■ REQUIRED WORK: Count each line in which the word "uncertainty" appears. Reply with the total and nothing more.

-- BEGIN THE RECORDS --

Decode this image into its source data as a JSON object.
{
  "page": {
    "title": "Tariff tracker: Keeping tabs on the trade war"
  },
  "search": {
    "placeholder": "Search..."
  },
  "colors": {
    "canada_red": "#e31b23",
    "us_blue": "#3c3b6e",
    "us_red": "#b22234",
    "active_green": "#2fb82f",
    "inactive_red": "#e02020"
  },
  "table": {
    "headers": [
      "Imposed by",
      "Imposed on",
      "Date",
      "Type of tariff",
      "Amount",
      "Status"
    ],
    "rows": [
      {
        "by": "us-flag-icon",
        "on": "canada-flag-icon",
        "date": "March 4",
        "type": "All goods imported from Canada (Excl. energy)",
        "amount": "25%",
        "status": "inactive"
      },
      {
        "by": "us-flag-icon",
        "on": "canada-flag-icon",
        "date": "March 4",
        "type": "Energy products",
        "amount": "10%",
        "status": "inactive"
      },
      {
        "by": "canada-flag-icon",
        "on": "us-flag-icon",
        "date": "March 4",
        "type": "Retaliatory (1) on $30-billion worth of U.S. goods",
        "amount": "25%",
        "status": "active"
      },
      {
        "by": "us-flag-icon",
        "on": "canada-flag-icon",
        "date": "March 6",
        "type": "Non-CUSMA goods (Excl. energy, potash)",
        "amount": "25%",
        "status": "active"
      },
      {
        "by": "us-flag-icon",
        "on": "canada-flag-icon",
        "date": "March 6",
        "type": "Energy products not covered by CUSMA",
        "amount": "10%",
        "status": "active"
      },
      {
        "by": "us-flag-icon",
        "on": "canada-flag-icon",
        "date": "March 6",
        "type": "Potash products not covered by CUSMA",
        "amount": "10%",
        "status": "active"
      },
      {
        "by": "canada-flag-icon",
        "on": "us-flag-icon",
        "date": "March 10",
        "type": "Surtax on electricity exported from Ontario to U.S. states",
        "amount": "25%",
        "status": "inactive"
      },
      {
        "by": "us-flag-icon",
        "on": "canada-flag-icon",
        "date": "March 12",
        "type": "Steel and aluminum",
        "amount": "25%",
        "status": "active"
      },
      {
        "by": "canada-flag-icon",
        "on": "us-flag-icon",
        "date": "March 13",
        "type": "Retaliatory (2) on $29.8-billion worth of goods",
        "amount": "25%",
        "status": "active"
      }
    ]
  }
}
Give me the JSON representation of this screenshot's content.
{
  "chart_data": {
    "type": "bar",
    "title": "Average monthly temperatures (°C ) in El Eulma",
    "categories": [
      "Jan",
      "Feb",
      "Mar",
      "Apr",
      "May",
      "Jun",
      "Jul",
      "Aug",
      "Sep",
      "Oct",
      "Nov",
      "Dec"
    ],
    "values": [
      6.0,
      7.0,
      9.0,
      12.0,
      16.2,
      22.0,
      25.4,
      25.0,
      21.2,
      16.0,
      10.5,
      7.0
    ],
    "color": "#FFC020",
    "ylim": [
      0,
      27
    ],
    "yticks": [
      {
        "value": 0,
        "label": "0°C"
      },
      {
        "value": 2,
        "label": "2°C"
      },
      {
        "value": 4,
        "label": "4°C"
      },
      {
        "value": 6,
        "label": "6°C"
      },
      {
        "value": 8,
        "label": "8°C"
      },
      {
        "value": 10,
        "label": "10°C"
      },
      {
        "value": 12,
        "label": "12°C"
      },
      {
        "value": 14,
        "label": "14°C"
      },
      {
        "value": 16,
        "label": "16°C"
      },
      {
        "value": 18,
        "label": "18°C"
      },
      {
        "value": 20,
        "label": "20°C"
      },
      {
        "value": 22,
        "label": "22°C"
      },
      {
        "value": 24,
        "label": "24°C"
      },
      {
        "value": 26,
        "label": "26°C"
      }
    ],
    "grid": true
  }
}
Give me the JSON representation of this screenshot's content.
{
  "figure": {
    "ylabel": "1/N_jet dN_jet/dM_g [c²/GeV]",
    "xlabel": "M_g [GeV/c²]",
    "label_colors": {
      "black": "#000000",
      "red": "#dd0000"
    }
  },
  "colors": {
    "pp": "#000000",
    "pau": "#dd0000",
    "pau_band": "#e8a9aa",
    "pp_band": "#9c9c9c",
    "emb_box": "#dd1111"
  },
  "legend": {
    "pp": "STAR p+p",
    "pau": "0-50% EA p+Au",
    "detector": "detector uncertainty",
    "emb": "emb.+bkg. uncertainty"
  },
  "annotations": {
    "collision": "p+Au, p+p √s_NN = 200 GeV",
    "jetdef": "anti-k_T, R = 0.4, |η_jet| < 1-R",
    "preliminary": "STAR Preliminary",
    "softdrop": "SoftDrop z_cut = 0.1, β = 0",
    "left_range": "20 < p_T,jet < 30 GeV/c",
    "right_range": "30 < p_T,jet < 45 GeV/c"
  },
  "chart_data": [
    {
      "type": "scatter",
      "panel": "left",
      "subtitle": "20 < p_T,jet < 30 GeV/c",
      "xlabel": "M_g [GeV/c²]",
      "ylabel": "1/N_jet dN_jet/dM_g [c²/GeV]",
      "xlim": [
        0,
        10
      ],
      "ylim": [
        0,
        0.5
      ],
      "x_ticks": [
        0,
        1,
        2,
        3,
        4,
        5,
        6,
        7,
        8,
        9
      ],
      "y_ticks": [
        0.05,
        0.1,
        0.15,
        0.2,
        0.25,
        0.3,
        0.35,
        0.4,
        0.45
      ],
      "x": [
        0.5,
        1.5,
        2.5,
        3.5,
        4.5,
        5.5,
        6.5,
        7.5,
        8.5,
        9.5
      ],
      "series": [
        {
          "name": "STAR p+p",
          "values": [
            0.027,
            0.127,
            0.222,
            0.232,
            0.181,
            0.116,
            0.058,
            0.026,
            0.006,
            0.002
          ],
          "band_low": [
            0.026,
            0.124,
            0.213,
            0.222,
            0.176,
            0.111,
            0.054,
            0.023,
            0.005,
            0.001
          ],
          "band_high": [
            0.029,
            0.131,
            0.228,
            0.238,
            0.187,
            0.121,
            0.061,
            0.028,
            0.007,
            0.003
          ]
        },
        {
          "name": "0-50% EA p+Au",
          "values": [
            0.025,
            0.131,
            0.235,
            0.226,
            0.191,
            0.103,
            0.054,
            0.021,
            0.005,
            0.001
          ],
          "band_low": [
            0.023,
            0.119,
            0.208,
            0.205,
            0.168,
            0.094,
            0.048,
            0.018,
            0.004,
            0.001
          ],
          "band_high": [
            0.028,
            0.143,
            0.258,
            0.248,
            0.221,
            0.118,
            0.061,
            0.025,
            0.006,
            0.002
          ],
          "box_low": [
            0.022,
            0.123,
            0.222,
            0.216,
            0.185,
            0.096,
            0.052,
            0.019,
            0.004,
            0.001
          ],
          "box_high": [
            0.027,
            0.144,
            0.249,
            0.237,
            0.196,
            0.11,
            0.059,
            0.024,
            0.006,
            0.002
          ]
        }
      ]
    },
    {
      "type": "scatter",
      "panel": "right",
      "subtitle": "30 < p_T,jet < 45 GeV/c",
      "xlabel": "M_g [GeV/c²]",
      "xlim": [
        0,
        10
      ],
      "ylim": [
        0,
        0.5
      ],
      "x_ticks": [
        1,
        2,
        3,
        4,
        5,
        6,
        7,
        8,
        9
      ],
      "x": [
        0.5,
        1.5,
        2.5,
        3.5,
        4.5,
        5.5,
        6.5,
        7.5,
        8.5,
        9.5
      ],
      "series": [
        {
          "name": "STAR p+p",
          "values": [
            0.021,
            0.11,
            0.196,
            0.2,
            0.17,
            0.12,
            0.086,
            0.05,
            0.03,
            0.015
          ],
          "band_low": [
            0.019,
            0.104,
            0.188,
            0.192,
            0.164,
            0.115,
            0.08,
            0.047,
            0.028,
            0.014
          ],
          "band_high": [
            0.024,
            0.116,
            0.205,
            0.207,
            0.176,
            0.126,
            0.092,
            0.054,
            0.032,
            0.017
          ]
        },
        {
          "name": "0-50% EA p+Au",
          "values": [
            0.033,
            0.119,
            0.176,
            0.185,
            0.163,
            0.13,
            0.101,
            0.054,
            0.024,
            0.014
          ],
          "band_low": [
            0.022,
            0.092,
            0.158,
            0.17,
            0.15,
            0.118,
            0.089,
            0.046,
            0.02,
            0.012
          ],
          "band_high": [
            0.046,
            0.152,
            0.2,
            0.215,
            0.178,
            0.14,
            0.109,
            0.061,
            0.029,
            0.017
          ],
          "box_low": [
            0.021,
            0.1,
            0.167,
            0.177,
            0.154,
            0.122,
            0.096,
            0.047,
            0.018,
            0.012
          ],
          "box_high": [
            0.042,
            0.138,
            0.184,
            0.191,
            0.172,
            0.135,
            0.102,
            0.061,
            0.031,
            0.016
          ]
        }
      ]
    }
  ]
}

-- END THE RECORDS --

■ TASK ANSWER: 2